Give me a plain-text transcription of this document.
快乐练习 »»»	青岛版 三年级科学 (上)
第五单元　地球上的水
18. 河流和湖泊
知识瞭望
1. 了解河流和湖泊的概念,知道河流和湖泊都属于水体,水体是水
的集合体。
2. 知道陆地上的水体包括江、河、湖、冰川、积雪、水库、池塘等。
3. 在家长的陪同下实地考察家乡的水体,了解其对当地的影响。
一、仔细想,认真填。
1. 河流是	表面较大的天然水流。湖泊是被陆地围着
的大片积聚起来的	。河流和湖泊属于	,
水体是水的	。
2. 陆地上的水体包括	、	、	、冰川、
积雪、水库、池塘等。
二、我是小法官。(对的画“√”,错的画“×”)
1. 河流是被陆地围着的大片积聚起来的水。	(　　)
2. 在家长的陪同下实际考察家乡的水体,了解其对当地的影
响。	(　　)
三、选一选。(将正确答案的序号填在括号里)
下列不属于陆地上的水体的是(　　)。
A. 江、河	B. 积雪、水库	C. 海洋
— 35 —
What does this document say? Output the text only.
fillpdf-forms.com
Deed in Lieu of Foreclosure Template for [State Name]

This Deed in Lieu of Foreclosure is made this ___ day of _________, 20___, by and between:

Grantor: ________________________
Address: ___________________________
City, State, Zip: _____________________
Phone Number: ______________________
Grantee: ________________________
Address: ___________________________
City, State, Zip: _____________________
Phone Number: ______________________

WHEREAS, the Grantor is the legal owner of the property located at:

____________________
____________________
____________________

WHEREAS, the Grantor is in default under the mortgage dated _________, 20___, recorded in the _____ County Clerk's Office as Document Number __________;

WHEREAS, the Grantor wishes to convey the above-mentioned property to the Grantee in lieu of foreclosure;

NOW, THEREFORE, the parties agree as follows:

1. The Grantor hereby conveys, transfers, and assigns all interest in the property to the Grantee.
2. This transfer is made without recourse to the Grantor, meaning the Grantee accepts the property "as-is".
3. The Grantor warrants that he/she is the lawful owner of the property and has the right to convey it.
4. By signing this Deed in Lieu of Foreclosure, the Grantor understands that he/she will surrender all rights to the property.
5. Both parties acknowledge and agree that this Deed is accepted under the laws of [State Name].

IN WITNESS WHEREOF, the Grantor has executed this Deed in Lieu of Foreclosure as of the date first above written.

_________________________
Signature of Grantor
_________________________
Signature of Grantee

■ INSTRUCTION
Print the listing above in full, exactly as it is.

■ EXPECTED OUTPUT
Give me a plain-text transcription of this document.
快乐练习 »»»	青岛版 三年级科学 (上)
第五单元　地球上的水
18. 河流和湖泊
知识瞭望
1. 了解河流和湖泊的概念,知道河流和湖泊都属于水体,水体是水
的集合体。
2. 知道陆地上的水体包括江、河、湖、冰川、积雪、水库、池塘等。
3. 在家长的陪同下实地考察家乡的水体,了解其对当地的影响。
一、仔细想,认真填。
1. 河流是	表面较大的天然水流。湖泊是被陆地围着
的大片积聚起来的	。河流和湖泊属于	,
水体是水的	。
2. 陆地上的水体包括	、	、	、冰川、
积雪、水库、池塘等。
二、我是小法官。(对的画“√”,错的画“×”)
1. 河流是被陆地围着的大片积聚起来的水。	(　　)
2. 在家长的陪同下实际考察家乡的水体,了解其对当地的影
响。	(　　)
三、选一选。(将正确答案的序号填在括号里)
下列不属于陆地上的水体的是(　　)。
A. 江、河	B. 积雪、水库	C. 海洋
— 35 —
What does this document say? Output the text only.
fillpdf-forms.com
Deed in Lieu of Foreclosure Template for [State Name]

This Deed in Lieu of Foreclosure is made this ___ day of _________, 20___, by and between:

Grantor: ________________________
Address: ___________________________
City, State, Zip: _____________________
Phone Number: ______________________
Grantee: ________________________
Address: ___________________________
City, State, Zip: _____________________
Phone Number: ______________________

WHEREAS, the Grantor is the legal owner of the property located at:

____________________
____________________
____________________

WHEREAS, the Grantor is in default under the mortgage dated _________, 20___, recorded in the _____ County Clerk's Office as Document Number __________;

WHEREAS, the Grantor wishes to convey the above-mentioned property to the Grantee in lieu of foreclosure;

NOW, THEREFORE, the parties agree as follows:

1. The Grantor hereby conveys, transfers, and assigns all interest in the property to the Grantee.
2. This transfer is made without recourse to the Grantor, meaning the Grantee accepts the property "as-is".
3. The Grantor warrants that he/she is the lawful owner of the property and has the right to convey it.
4. By signing this Deed in Lieu of Foreclosure, the Grantor understands that he/she will surrender all rights to the property.
5. Both parties acknowledge and agree that this Deed is accepted under the laws of [State Name].

IN WITNESS WHEREOF, the Grantor has executed this Deed in Lieu of Foreclosure as of the date first above written.

_________________________
Signature of Grantor
_________________________
Signature of Grantee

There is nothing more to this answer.